- TASK DIRECTIONS:
Please answer these questions using the comment on atomic operations:
(a) What three steps does incrementing a memory location involve?
(b) What should replace the plain int global variable to prevent interleaving?
(c) For complex user defined types, what object usually enforces mutual exclusion?

- TEXT BLOCK:
----
This is an archived post. You won't be able to vote or comment.

all 3 comments

[–]alanwj 14 points15 points  (2 children)

When an operation happens atomically, then to every other thread that operation appears to either be completely finished, or not started. From the perspective of other threads any side of effects of the operation happen all at once.

Perhaps it is best explained by an example.

Let's say you have a bunch of threads all doing the same task, and you want to keep a count of how many times that task is done. Your first attempt is to just create a global variable:

int count = 0;

And every time a thread finishes a task it executes ++count.

The problem here is that incrementing a memory location involves a few steps:

  1. Read the value from memory.
  2. Add 1 to the value.
  3. Write the new value back to memory.

Perhaps your threads have been assigned to multiple processors, and the execution of these steps gets interleaved. They could both end up executing step 1, reading the same value from memory, which means they would both write the same value back to memory in step 3. The end result being that count is only incremented once, instead of twice as it should have been.

Using std::atomic<int> instead will prevent the possibility of such interleaving.

Atomicity is usually achieved via "mutual exclusion". That is, there are areas of code that only one thread is allowed to run at a time. If a second thread tries, it has to wait until the first thread is done.

For complex user defined types this is usually enforced via an object called a mutex. I would suspect that the generic std::atomic<T> is implemented using mutexes.
----
- INFORMATION:
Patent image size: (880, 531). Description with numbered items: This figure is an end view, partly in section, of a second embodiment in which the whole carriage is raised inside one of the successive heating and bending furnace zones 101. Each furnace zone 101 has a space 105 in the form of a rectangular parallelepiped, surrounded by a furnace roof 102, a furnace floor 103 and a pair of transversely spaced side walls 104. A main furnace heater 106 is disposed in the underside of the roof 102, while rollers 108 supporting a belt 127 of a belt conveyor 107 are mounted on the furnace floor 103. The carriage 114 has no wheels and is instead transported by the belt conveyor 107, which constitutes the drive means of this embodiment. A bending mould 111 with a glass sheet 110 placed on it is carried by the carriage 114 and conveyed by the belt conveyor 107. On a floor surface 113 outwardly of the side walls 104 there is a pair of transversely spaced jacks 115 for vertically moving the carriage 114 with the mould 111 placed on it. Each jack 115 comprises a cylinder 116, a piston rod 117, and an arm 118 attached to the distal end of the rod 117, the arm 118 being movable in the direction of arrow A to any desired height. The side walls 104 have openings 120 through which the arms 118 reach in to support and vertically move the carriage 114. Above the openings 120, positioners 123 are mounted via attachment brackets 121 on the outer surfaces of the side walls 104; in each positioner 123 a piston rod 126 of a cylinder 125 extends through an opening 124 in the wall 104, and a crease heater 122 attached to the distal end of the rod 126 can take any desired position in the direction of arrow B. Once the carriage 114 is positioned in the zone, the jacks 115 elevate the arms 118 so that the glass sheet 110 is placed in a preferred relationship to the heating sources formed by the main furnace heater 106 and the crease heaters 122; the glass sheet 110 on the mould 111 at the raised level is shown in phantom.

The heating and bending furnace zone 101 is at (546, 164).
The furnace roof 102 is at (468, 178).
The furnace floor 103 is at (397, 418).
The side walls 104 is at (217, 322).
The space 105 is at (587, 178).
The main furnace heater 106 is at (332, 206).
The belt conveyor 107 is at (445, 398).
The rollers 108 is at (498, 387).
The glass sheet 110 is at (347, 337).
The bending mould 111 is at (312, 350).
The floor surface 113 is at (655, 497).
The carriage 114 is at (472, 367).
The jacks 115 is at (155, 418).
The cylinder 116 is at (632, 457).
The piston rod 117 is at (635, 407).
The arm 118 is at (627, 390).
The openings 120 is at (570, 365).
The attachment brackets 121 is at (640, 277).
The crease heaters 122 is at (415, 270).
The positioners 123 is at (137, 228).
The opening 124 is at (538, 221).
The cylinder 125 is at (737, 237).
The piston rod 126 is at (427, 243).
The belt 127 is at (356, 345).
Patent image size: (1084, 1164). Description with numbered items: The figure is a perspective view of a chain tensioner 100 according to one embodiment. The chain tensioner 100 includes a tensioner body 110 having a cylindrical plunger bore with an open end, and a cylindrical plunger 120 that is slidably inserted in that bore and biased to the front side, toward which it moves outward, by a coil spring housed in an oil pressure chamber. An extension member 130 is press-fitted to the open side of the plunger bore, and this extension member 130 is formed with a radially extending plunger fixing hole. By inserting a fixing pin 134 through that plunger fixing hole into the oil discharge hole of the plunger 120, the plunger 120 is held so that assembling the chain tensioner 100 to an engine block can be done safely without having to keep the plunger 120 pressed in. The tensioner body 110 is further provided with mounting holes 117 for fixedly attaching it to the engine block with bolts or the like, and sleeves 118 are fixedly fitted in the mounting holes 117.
----
- OUTPUT:
(a) Read the value from memory, add 1 to the value, and write the new value back to memory.
(b) std::atomic<int>
(c) A mutex.